» **What to work on**:
Copy out all of the material exactly.

╔══

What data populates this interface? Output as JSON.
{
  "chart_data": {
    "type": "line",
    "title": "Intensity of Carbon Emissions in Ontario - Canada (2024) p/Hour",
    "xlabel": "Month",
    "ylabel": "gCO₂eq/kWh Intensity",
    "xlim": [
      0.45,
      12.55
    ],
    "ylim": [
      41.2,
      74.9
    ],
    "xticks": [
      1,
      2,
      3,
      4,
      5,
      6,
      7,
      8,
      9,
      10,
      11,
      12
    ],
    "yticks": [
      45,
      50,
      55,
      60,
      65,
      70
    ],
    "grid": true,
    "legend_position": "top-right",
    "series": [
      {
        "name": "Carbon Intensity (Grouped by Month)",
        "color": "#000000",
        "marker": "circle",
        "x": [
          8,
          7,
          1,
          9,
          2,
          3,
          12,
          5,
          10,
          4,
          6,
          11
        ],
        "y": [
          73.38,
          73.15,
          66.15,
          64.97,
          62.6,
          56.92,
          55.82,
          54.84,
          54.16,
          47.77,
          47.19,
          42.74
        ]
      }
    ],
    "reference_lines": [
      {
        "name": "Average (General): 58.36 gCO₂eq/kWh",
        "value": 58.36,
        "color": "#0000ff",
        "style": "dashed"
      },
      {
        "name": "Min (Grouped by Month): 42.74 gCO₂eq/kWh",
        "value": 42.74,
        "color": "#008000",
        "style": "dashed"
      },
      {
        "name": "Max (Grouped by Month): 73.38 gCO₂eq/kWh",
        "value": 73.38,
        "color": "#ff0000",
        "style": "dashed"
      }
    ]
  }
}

╚══

» **Response to the exercise**:
What data populates this interface? Output as JSON.
{
  "chart_data": {
    "type": "line",
    "title": "Intensity of Carbon Emissions in Ontario - Canada (2024) p/Hour",
    "xlabel": "Month",
    "ylabel": "gCO₂eq/kWh Intensity",
    "xlim": [
      0.45,
      12.55
    ],
    "ylim": [
      41.2,
      74.9
    ],
    "xticks": [
      1,
      2,
      3,
      4,
      5,
      6,
      7,
      8,
      9,
      10,
      11,
      12
    ],
    "yticks": [
      45,
      50,
      55,
      60,
      65,
      70
    ],
    "grid": true,
    "legend_position": "top-right",
    "series": [
      {
        "name": "Carbon Intensity (Grouped by Month)",
        "color": "#000000",
        "marker": "circle",
        "x": [
          8,
          7,
          1,
          9,
          2,
          3,
          12,
          5,
          10,
          4,
          6,
          11
        ],
        "y": [
          73.38,
          73.15,
          66.15,
          64.97,
          62.6,
          56.92,
          55.82,
          54.84,
          54.16,
          47.77,
          47.19,
          42.74
        ]
      }
    ],
    "reference_lines": [
      {
        "name": "Average (General): 58.36 gCO₂eq/kWh",
        "value": 58.36,
        "color": "#0000ff",
        "style": "dashed"
      },
      {
        "name": "Min (Grouped by Month): 42.74 gCO₂eq/kWh",
        "value": 42.74,
        "color": "#008000",
        "style": "dashed"
      },
      {
        "name": "Max (Grouped by Month): 73.38 gCO₂eq/kWh",
        "value": 73.38,
        "color": "#ff0000",
        "style": "dashed"
      }
    ]
  }
}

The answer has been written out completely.